*Work to be completed*
Could you repeat the records below exactly, leaving out any pictures?

*Exercise data*
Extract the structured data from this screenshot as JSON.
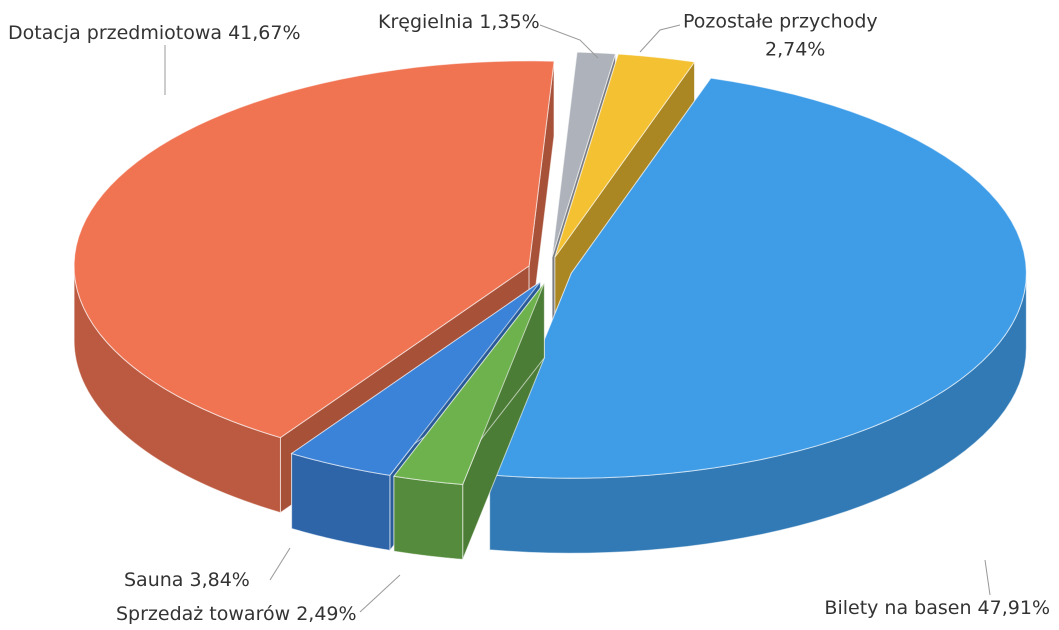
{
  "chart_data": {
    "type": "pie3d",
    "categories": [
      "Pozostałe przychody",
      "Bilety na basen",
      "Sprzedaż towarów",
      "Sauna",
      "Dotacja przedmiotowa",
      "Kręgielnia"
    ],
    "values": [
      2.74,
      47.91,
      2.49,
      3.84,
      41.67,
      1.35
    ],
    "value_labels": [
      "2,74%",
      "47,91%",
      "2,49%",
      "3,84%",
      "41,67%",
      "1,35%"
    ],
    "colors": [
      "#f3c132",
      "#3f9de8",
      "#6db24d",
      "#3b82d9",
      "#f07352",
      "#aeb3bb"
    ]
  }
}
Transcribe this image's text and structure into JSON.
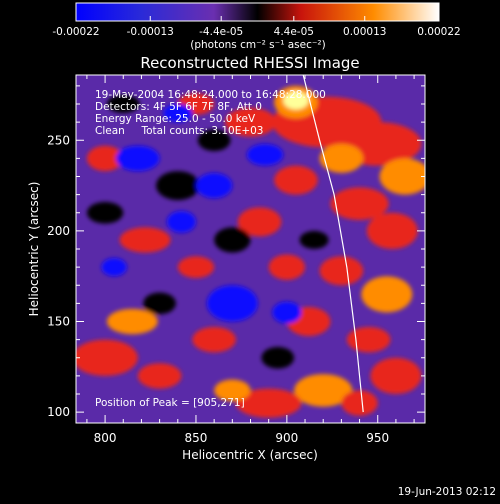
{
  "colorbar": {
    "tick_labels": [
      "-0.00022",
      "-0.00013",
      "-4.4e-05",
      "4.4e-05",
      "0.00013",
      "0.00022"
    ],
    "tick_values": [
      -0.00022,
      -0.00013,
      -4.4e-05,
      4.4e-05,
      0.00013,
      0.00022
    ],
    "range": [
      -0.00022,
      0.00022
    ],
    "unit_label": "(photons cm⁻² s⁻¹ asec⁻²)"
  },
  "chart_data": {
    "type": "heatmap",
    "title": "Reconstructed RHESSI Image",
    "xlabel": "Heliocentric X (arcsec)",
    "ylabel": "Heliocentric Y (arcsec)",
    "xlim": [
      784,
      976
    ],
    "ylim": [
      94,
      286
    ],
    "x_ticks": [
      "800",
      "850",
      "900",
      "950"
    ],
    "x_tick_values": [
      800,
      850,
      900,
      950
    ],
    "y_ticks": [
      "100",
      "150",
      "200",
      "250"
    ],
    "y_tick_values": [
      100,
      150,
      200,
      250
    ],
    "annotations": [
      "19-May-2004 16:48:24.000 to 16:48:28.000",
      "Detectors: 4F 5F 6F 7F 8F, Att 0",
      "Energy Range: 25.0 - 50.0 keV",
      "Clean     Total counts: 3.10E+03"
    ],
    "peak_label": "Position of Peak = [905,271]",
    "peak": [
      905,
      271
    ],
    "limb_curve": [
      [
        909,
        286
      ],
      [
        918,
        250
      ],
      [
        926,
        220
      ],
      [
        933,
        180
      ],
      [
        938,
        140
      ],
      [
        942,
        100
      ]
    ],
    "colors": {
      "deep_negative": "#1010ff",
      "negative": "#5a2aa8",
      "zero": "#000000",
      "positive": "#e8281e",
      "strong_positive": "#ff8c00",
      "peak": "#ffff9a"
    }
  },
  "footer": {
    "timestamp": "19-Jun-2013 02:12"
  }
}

*Response to this exercise*
Extract the structured data from this screenshot as JSON.
{
  "chart_data": {
    "type": "pie3d",
    "categories": [
      "Pozostałe przychody",
      "Bilety na basen",
      "Sprzedaż towarów",
      "Sauna",
      "Dotacja przedmiotowa",
      "Kręgielnia"
    ],
    "values": [
      2.74,
      47.91,
      2.49,
      3.84,
      41.67,
      1.35
    ],
    "value_labels": [
      "2,74%",
      "47,91%",
      "2,49%",
      "3,84%",
      "41,67%",
      "1,35%"
    ],
    "colors": [
      "#f3c132",
      "#3f9de8",
      "#6db24d",
      "#3b82d9",
      "#f07352",
      "#aeb3bb"
    ]
  }
}
Transcribe this image's text and structure into JSON.
{
  "colorbar": {
    "tick_labels": [
      "-0.00022",
      "-0.00013",
      "-4.4e-05",
      "4.4e-05",
      "0.00013",
      "0.00022"
    ],
    "tick_values": [
      -0.00022,
      -0.00013,
      -4.4e-05,
      4.4e-05,
      0.00013,
      0.00022
    ],
    "range": [
      -0.00022,
      0.00022
    ],
    "unit_label": "(photons cm⁻² s⁻¹ asec⁻²)"
  },
  "chart_data": {
    "type": "heatmap",
    "title": "Reconstructed RHESSI Image",
    "xlabel": "Heliocentric X (arcsec)",
    "ylabel": "Heliocentric Y (arcsec)",
    "xlim": [
      784,
      976
    ],
    "ylim": [
      94,
      286
    ],
    "x_ticks": [
      "800",
      "850",
      "900",
      "950"
    ],
    "x_tick_values": [
      800,
      850,
      900,
      950
    ],
    "y_ticks": [
      "100",
      "150",
      "200",
      "250"
    ],
    "y_tick_values": [
      100,
      150,
      200,
      250
    ],
    "annotations": [
      "19-May-2004 16:48:24.000 to 16:48:28.000",
      "Detectors: 4F 5F 6F 7F 8F, Att 0",
      "Energy Range: 25.0 - 50.0 keV",
      "Clean     Total counts: 3.10E+03"
    ],
    "peak_label": "Position of Peak = [905,271]",
    "peak": [
      905,
      271
    ],
    "limb_curve": [
      [
        909,
        286
      ],
      [
        918,
        250
      ],
      [
        926,
        220
      ],
      [
        933,
        180
      ],
      [
        938,
        140
      ],
      [
        942,
        100
      ]
    ],
    "colors": {
      "deep_negative": "#1010ff",
      "negative": "#5a2aa8",
      "zero": "#000000",
      "positive": "#e8281e",
      "strong_positive": "#ff8c00",
      "peak": "#ffff9a"
    }
  },
  "footer": {
    "timestamp": "19-Jun-2013 02:12"
  }
}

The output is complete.